**Prompt:**
Without including any images, repeat the data exactly.
## Begin Entries
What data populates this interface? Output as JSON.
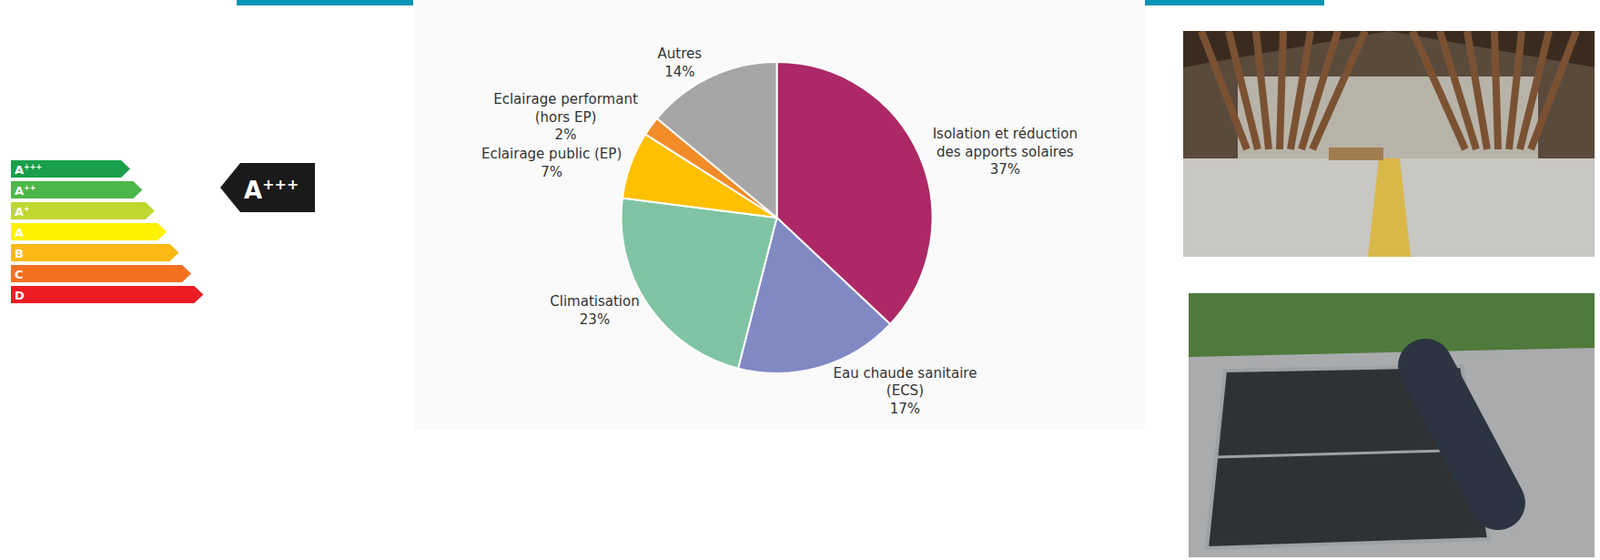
{
  "chart_data": {
    "type": "pie",
    "categories": [
      "Isolation et réduction des apports solaires",
      "Eau chaude sanitaire (ECS)",
      "Climatisation",
      "Eclairage public (EP)",
      "Eclairage performant (hors EP)",
      "Autres"
    ],
    "values": [
      37,
      17,
      23,
      7,
      2,
      14
    ],
    "value_labels": [
      "37%",
      "17%",
      "23%",
      "7%",
      "2%",
      "14%"
    ],
    "colors": [
      "#ad2866",
      "#8189c3",
      "#80c4a4",
      "#ffc000",
      "#f28c28",
      "#a6a6a6"
    ],
    "data_labels": true
  },
  "energy_label": {
    "classes": [
      {
        "label": "A+++",
        "color": "#1aa04b"
      },
      {
        "label": "A++",
        "color": "#4cb748"
      },
      {
        "label": "A+",
        "color": "#bfd730"
      },
      {
        "label": "A",
        "color": "#fff200"
      },
      {
        "label": "B",
        "color": "#fdb913"
      },
      {
        "label": "C",
        "color": "#f37021"
      },
      {
        "label": "D",
        "color": "#ed1c24"
      }
    ],
    "rating": "A+++"
  }
}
## End Entries
**Complete output:**
What data populates this interface? Output as JSON.
{
  "chart_data": {
    "type": "pie",
    "categories": [
      "Isolation et réduction des apports solaires",
      "Eau chaude sanitaire (ECS)",
      "Climatisation",
      "Eclairage public (EP)",
      "Eclairage performant (hors EP)",
      "Autres"
    ],
    "values": [
      37,
      17,
      23,
      7,
      2,
      14
    ],
    "value_labels": [
      "37%",
      "17%",
      "23%",
      "7%",
      "2%",
      "14%"
    ],
    "colors": [
      "#ad2866",
      "#8189c3",
      "#80c4a4",
      "#ffc000",
      "#f28c28",
      "#a6a6a6"
    ],
    "data_labels": true
  },
  "energy_label": {
    "classes": [
      {
        "label": "A+++",
        "color": "#1aa04b"
      },
      {
        "label": "A++",
        "color": "#4cb748"
      },
      {
        "label": "A+",
        "color": "#bfd730"
      },
      {
        "label": "A",
        "color": "#fff200"
      },
      {
        "label": "B",
        "color": "#fdb913"
      },
      {
        "label": "C",
        "color": "#f37021"
      },
      {
        "label": "D",
        "color": "#ed1c24"
      }
    ],
    "rating": "A+++"
  }
}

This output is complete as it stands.